─── Listed records

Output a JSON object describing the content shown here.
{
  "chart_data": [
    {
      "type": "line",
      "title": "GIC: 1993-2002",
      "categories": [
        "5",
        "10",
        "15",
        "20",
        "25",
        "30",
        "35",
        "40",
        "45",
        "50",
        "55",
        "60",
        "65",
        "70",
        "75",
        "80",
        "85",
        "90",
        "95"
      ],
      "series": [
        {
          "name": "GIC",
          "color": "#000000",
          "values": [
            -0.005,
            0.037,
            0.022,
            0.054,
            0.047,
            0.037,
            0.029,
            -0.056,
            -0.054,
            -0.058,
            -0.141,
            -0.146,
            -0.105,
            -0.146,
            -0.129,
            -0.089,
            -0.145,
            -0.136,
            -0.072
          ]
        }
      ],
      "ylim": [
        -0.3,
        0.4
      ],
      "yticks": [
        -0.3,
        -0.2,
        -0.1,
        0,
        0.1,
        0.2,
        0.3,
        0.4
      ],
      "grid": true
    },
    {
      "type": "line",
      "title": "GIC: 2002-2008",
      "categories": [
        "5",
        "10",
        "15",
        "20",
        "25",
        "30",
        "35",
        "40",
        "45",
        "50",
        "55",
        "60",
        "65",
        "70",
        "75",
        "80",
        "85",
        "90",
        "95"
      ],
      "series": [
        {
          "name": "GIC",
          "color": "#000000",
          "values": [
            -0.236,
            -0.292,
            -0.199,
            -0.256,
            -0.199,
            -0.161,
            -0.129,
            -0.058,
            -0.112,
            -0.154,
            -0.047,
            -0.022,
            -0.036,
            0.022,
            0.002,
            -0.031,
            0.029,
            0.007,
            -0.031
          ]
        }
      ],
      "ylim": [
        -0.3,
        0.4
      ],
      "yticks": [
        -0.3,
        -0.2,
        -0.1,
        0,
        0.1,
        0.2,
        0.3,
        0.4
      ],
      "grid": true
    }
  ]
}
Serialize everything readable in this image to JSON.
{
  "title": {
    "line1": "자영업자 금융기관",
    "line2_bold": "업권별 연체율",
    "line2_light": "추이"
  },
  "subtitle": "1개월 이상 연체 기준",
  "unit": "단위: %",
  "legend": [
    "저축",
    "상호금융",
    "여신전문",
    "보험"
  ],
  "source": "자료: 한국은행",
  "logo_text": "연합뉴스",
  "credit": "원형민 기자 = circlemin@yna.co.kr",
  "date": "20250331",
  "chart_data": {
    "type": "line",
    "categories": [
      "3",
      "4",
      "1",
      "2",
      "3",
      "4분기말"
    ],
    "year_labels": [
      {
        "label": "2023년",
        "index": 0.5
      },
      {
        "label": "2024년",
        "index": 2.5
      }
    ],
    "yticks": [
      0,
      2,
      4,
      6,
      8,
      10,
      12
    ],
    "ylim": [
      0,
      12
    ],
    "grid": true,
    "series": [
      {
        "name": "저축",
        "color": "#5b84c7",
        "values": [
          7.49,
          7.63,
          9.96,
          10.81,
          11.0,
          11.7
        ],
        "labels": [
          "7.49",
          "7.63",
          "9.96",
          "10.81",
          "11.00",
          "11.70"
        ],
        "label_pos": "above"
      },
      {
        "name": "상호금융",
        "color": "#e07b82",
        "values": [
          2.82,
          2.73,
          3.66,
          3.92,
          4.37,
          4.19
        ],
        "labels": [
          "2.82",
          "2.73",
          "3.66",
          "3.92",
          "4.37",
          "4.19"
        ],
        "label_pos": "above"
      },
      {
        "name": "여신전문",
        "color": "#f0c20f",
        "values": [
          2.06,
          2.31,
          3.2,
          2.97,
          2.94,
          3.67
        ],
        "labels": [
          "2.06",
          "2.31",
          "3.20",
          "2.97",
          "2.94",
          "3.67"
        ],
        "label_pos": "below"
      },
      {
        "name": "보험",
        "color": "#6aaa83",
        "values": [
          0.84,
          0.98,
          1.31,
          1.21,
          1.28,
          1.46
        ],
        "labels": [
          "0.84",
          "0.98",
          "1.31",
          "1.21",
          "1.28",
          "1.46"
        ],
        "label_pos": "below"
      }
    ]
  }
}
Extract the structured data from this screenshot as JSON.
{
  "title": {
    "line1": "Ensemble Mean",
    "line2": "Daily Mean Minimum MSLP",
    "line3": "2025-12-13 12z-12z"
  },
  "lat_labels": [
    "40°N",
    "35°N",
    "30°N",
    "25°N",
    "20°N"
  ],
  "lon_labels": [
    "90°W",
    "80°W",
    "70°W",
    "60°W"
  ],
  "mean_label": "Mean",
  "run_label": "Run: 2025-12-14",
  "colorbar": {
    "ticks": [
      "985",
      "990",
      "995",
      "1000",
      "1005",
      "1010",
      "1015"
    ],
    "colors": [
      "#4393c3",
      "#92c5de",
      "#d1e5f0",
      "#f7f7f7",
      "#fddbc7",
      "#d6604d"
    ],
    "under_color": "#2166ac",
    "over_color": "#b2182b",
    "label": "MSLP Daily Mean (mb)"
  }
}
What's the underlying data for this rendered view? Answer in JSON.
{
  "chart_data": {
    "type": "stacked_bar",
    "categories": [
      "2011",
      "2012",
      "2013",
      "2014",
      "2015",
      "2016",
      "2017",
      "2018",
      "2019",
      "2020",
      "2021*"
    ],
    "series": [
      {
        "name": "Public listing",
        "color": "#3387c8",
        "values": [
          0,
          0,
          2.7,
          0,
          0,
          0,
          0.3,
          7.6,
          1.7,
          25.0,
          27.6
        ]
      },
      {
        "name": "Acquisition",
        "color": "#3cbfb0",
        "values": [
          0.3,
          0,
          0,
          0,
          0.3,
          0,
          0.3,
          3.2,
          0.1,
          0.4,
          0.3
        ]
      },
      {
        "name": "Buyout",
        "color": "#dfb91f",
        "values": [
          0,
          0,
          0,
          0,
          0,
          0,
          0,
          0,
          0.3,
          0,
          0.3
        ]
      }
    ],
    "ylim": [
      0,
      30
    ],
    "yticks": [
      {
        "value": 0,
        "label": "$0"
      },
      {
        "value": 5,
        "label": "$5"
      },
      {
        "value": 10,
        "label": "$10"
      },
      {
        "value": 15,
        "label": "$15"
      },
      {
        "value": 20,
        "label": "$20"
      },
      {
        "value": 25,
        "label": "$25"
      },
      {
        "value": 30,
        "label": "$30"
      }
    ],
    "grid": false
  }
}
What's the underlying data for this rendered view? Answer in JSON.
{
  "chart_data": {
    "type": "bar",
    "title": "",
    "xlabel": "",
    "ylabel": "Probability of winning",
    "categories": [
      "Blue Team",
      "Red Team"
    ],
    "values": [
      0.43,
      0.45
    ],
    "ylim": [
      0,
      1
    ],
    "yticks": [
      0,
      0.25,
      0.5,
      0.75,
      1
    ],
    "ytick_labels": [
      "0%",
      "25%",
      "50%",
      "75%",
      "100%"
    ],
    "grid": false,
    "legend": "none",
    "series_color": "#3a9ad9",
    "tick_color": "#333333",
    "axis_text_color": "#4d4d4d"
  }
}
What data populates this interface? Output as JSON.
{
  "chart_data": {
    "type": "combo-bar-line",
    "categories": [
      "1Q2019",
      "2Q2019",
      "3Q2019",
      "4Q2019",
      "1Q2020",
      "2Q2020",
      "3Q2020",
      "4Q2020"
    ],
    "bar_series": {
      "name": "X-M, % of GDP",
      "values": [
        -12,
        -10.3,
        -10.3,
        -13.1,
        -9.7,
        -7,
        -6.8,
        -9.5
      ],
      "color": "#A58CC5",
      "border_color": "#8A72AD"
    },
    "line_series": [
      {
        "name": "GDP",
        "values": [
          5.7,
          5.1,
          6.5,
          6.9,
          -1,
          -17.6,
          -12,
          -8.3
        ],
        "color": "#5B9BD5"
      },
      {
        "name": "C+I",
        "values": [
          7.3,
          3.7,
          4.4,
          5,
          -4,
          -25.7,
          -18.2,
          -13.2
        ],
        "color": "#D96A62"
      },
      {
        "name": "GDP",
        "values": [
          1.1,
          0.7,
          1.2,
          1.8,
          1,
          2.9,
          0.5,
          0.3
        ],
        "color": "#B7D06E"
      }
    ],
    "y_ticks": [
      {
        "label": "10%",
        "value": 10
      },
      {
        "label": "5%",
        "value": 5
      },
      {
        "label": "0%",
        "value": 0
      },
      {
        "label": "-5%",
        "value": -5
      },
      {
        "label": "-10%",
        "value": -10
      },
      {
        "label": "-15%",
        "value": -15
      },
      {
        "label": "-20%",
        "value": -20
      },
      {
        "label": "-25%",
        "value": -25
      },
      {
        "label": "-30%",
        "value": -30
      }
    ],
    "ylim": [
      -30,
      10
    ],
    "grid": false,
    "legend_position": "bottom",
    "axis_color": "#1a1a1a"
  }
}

──────

_What is being asked:_ Find and copy each line above that includes the string "type".

_Exercise result:_
      "type": "line",
      "type": "line",
    "type": "line",
    "type": "stacked_bar",
    "type": "bar",
    "type": "combo-bar-line",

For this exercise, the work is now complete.